-- The problem --
Records follow. Pull out every line that contains "image".

(Raw records)
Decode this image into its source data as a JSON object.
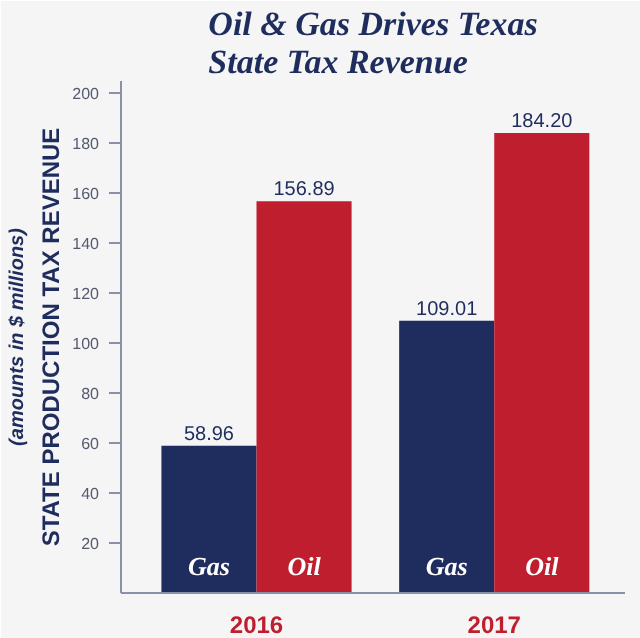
{
  "chart_data": {
    "type": "bar",
    "title": "Oil & Gas Drives Texas\nState Tax Revenue",
    "ylabel": "STATE PRODUCTION TAX REVENUE\n(amounts in $ millions)",
    "categories": [
      "2016",
      "2017"
    ],
    "series": [
      {
        "name": "Gas",
        "color": "#1f2d5e",
        "values": [
          58.96,
          109.01
        ],
        "value_labels": [
          "58.96",
          "109.01"
        ]
      },
      {
        "name": "Oil",
        "color": "#bf1e2e",
        "values": [
          156.89,
          184.2
        ],
        "value_labels": [
          "156.89",
          "184.20"
        ]
      }
    ],
    "ylim": [
      0,
      205
    ],
    "yticks": [
      20,
      40,
      60,
      80,
      100,
      120,
      140,
      160,
      180,
      200
    ],
    "grid": false
  }
}
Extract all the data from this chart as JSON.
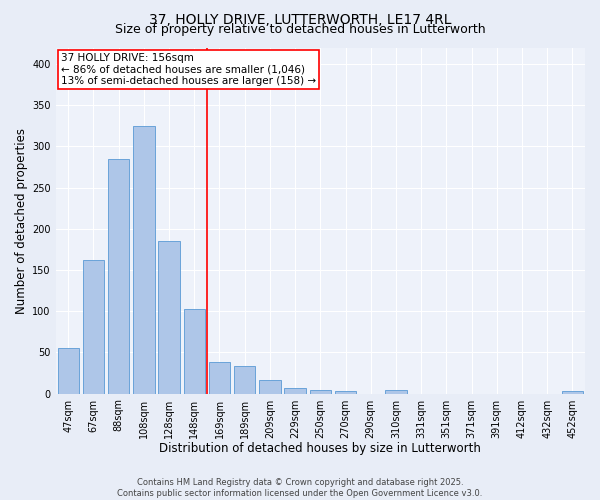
{
  "title_line1": "37, HOLLY DRIVE, LUTTERWORTH, LE17 4RL",
  "title_line2": "Size of property relative to detached houses in Lutterworth",
  "xlabel": "Distribution of detached houses by size in Lutterworth",
  "ylabel": "Number of detached properties",
  "categories": [
    "47sqm",
    "67sqm",
    "88sqm",
    "108sqm",
    "128sqm",
    "148sqm",
    "169sqm",
    "189sqm",
    "209sqm",
    "229sqm",
    "250sqm",
    "270sqm",
    "290sqm",
    "310sqm",
    "331sqm",
    "351sqm",
    "371sqm",
    "391sqm",
    "412sqm",
    "432sqm",
    "452sqm"
  ],
  "values": [
    55,
    162,
    285,
    325,
    185,
    103,
    38,
    33,
    16,
    7,
    4,
    3,
    0,
    4,
    0,
    0,
    0,
    0,
    0,
    0,
    3
  ],
  "bar_color": "#aec6e8",
  "bar_edge_color": "#5a9ad5",
  "vline_x": 5.5,
  "vline_color": "red",
  "annotation_text": "37 HOLLY DRIVE: 156sqm\n← 86% of detached houses are smaller (1,046)\n13% of semi-detached houses are larger (158) →",
  "annotation_box_color": "white",
  "annotation_box_edge_color": "red",
  "ylim": [
    0,
    420
  ],
  "yticks": [
    0,
    50,
    100,
    150,
    200,
    250,
    300,
    350,
    400
  ],
  "background_color": "#e8edf7",
  "plot_background_color": "#eef2fa",
  "footer_line1": "Contains HM Land Registry data © Crown copyright and database right 2025.",
  "footer_line2": "Contains public sector information licensed under the Open Government Licence v3.0.",
  "grid_color": "white",
  "title_fontsize": 10,
  "subtitle_fontsize": 9,
  "tick_fontsize": 7,
  "label_fontsize": 8.5,
  "annotation_fontsize": 7.5,
  "footer_fontsize": 6,
  "ylabel_text": "Number of detached properties"
}
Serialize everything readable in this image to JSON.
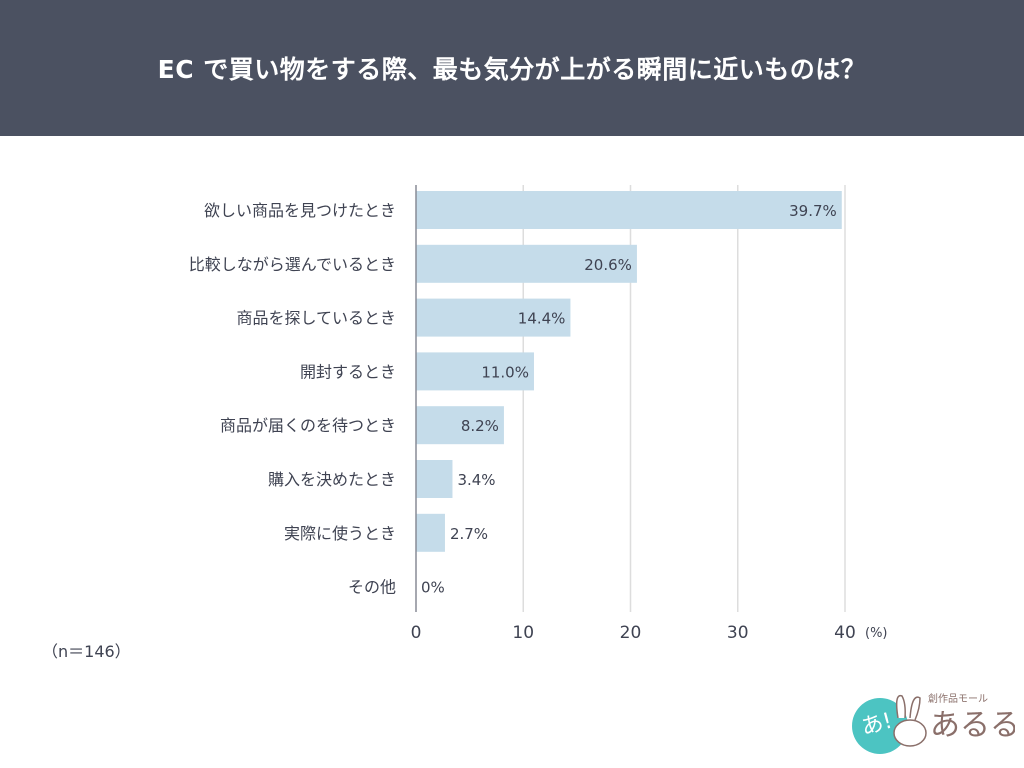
{
  "header": {
    "title": "EC で買い物をする際、最も気分が上がる瞬間に近いものは？"
  },
  "sample_note": "（n＝146）",
  "logo": {
    "text": "あるる",
    "subtext": "創作品モール",
    "badge": "あ!"
  },
  "chart_data": {
    "type": "bar",
    "orientation": "horizontal",
    "title": "EC で買い物をする際、最も気分が上がる瞬間に近いものは？",
    "categories": [
      "欲しい商品を見つけたとき",
      "比較しながら選んでいるとき",
      "商品を探しているとき",
      "開封するとき",
      "商品が届くのを待つとき",
      "購入を決めたとき",
      "実際に使うとき",
      "その他"
    ],
    "values": [
      39.7,
      20.6,
      14.4,
      11.0,
      8.2,
      3.4,
      2.7,
      0
    ],
    "data_labels": [
      "39.7%",
      "20.6%",
      "14.4%",
      "11.0%",
      "8.2%",
      "3.4%",
      "2.7%",
      "0%"
    ],
    "xlim": [
      0,
      40
    ],
    "xticks": [
      "0",
      "10",
      "20",
      "30",
      "40"
    ],
    "xunit": "(%)",
    "grid": true,
    "colors": {
      "bar": "#c5dcea",
      "text": "#3f4352",
      "grid": "#dddddd"
    }
  }
}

-- Full response --
Decode this image into its source data as a JSON object.
Serialize everything readable in this image to JSON.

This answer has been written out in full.